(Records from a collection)
◆ ◆ ◆ ◆ ◆
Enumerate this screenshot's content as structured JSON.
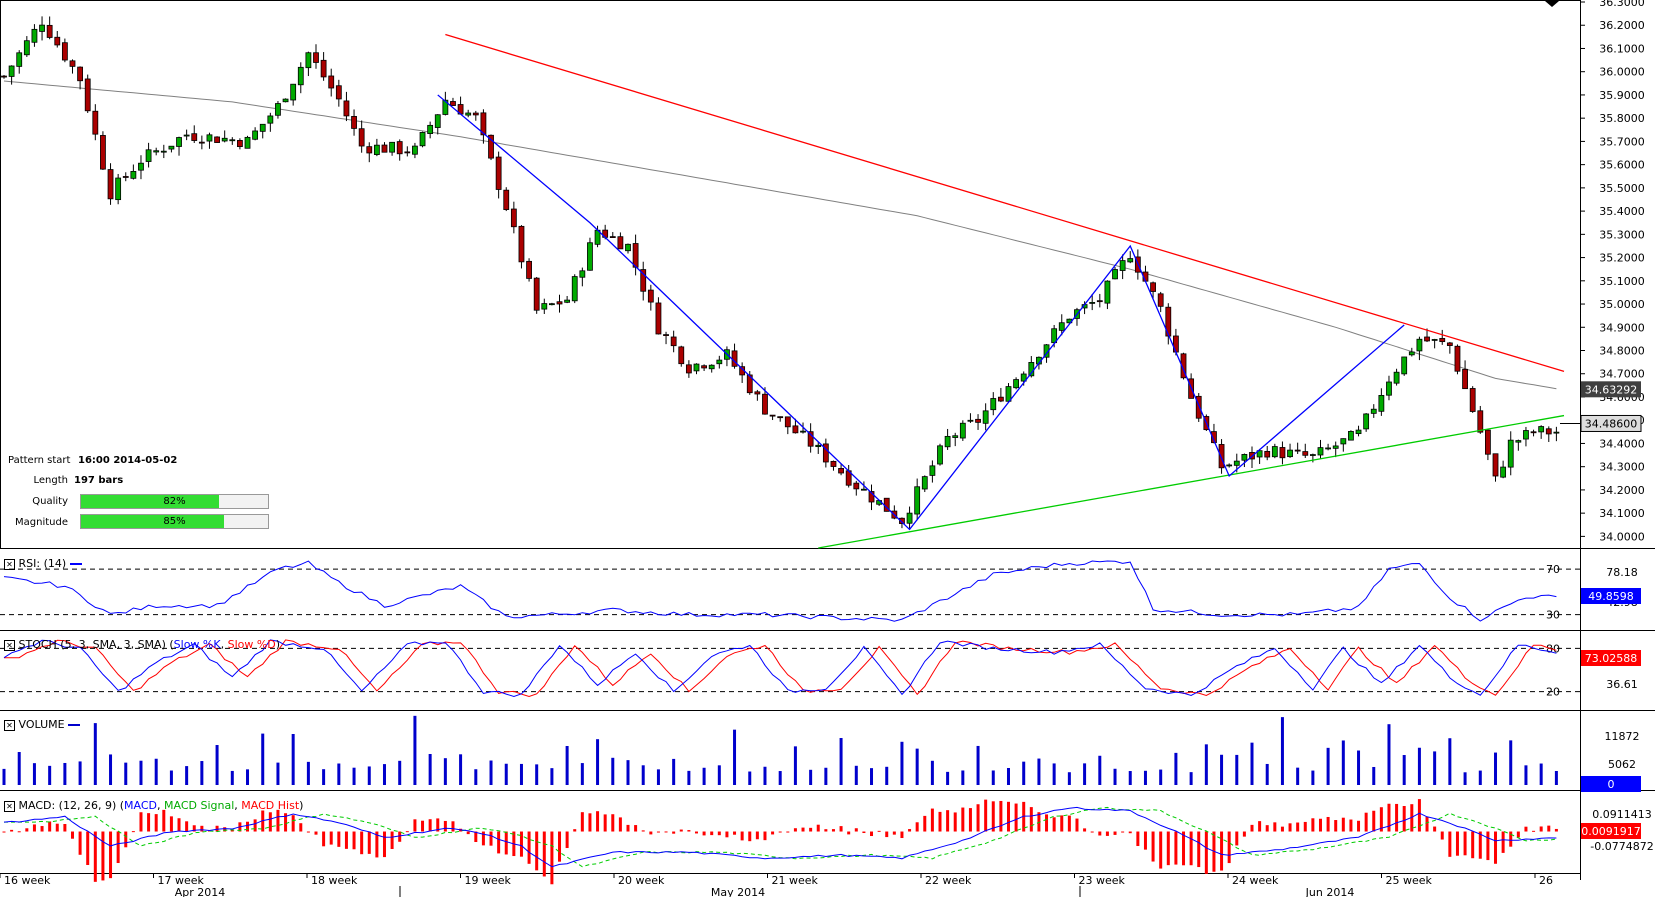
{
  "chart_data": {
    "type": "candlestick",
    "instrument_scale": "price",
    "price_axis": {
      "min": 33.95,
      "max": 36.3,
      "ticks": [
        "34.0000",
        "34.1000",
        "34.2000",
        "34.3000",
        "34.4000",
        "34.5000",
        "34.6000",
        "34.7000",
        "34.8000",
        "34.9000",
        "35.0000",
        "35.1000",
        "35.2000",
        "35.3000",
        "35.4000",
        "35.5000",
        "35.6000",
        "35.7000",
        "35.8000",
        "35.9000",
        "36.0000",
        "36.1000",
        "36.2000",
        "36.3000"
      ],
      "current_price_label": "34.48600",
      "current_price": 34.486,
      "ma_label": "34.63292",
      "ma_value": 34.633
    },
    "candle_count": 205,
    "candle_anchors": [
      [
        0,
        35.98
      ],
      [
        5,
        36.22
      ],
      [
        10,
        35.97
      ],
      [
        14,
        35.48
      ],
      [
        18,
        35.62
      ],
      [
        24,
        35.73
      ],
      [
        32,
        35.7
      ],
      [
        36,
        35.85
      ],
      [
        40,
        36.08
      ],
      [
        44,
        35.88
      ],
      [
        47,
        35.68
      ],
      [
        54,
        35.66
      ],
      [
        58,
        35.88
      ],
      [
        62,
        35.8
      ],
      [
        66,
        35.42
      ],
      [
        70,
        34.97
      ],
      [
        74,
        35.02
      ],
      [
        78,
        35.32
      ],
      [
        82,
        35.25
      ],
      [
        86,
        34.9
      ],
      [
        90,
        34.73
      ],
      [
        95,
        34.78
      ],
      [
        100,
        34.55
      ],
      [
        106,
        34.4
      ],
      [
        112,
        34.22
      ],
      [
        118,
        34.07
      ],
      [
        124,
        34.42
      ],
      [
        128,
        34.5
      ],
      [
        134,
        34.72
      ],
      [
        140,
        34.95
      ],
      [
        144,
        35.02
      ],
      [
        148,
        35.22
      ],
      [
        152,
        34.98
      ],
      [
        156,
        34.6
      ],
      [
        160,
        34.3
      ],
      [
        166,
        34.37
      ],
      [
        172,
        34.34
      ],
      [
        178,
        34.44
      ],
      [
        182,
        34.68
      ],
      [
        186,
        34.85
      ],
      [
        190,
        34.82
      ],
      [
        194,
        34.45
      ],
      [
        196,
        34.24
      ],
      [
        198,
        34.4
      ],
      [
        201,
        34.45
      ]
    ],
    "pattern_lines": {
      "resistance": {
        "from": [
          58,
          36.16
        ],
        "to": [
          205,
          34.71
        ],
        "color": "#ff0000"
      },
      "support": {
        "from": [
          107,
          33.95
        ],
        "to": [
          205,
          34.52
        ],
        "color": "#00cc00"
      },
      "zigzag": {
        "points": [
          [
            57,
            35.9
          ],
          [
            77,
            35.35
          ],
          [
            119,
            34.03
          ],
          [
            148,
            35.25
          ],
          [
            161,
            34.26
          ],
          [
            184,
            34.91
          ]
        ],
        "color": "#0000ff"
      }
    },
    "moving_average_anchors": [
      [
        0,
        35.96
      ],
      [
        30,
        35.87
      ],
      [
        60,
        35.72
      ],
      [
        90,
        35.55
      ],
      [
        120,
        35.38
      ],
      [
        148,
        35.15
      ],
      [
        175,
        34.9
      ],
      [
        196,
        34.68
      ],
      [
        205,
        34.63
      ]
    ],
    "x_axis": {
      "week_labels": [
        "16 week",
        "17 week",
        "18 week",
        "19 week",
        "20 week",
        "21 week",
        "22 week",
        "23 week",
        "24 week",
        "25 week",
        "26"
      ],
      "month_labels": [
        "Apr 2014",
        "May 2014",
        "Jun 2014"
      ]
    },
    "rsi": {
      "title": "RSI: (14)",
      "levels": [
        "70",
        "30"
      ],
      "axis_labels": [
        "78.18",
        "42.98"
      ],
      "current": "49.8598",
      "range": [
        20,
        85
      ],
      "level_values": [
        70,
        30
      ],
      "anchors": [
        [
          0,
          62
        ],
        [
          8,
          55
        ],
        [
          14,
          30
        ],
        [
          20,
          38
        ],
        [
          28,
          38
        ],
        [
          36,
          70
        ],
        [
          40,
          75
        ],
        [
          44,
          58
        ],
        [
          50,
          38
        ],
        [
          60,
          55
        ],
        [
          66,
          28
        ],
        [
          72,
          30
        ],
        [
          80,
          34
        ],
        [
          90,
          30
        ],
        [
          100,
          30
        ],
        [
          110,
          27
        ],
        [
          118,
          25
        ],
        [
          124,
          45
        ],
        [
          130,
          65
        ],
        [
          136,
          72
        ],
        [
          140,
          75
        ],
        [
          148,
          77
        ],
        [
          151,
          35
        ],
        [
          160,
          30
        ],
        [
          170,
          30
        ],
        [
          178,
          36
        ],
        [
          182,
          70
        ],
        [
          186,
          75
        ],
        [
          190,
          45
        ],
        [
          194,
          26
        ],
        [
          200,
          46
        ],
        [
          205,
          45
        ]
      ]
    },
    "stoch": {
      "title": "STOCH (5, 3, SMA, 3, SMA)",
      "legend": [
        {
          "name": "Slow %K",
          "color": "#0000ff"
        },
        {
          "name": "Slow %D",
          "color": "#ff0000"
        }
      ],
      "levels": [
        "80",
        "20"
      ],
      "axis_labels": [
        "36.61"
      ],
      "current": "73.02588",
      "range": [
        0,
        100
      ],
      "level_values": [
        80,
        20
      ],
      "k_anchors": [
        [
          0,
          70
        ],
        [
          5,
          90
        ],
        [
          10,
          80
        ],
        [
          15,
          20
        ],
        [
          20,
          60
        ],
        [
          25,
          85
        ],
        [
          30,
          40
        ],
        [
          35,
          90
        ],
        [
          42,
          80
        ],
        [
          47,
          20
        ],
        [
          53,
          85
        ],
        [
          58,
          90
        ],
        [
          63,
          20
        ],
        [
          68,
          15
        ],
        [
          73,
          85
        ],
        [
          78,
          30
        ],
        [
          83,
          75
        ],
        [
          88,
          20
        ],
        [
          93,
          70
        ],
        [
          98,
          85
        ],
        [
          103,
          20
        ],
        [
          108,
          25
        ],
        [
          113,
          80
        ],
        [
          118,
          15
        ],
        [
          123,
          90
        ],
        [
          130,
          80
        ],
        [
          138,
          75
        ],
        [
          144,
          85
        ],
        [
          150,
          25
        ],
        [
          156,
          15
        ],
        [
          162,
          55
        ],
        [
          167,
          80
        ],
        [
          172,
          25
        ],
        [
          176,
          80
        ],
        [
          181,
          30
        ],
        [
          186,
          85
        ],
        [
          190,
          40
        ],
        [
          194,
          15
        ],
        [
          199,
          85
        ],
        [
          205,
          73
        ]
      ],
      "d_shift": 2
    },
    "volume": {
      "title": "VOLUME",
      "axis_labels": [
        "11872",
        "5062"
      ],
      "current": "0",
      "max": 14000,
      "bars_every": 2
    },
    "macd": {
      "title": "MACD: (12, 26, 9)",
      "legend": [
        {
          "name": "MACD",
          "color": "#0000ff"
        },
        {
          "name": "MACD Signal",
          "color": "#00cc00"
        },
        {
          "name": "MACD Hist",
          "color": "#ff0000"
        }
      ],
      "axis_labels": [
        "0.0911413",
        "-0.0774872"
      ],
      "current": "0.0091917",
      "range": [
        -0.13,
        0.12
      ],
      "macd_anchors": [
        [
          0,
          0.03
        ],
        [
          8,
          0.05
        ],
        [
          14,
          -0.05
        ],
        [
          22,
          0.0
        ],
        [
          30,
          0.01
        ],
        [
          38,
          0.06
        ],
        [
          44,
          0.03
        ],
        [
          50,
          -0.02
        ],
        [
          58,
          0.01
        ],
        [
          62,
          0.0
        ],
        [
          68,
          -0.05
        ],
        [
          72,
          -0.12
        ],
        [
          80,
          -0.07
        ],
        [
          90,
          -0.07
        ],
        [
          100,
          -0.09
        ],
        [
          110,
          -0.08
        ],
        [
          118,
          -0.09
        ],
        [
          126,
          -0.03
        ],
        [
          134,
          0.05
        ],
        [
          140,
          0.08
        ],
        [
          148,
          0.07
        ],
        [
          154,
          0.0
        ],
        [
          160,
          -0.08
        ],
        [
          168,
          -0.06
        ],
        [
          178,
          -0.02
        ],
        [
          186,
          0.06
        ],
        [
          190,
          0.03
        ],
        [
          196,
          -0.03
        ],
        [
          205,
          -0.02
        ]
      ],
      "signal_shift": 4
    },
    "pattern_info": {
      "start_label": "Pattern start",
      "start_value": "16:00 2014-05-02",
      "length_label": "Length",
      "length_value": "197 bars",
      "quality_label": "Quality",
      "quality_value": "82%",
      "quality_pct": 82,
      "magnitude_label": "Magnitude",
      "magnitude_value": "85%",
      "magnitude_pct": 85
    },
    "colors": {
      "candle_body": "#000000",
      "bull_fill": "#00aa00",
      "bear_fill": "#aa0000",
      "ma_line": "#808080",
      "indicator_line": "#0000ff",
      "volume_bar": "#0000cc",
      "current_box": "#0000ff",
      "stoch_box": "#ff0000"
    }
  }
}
◆ ◆ ◆ ◆ ◆
* **Work to be completed**: In the entries above, find lines with "name" and copy each.

* **Complete response**:
          "name": "Slow %K",
          "name": "Slow %D",
          "name": "MACD",
          "name": "MACD Signal",
          "name": "MACD Hist",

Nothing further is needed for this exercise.